▶ Goal of the exercise
Print the listing below in its entirety, character for character.

▶ Supplied material
◇ ◇ ◇

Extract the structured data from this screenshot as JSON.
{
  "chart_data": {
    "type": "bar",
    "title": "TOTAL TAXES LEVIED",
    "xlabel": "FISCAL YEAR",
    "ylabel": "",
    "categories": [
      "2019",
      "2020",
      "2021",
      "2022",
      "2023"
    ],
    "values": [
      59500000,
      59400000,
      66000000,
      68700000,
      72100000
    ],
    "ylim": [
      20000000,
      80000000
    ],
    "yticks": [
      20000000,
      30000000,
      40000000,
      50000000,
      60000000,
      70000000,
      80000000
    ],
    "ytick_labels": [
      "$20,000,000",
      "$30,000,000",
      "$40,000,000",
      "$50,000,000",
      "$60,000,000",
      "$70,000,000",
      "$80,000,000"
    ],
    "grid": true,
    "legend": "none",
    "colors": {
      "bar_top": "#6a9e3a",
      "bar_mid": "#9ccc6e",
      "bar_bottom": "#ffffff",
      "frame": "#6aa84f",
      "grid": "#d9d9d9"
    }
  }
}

◇ ◇ ◇

▶ Reply to the exercise
Extract the structured data from this screenshot as JSON.
{
  "chart_data": {
    "type": "bar",
    "title": "TOTAL TAXES LEVIED",
    "xlabel": "FISCAL YEAR",
    "ylabel": "",
    "categories": [
      "2019",
      "2020",
      "2021",
      "2022",
      "2023"
    ],
    "values": [
      59500000,
      59400000,
      66000000,
      68700000,
      72100000
    ],
    "ylim": [
      20000000,
      80000000
    ],
    "yticks": [
      20000000,
      30000000,
      40000000,
      50000000,
      60000000,
      70000000,
      80000000
    ],
    "ytick_labels": [
      "$20,000,000",
      "$30,000,000",
      "$40,000,000",
      "$50,000,000",
      "$60,000,000",
      "$70,000,000",
      "$80,000,000"
    ],
    "grid": true,
    "legend": "none",
    "colors": {
      "bar_top": "#6a9e3a",
      "bar_mid": "#9ccc6e",
      "bar_bottom": "#ffffff",
      "frame": "#6aa84f",
      "grid": "#d9d9d9"
    }
  }
}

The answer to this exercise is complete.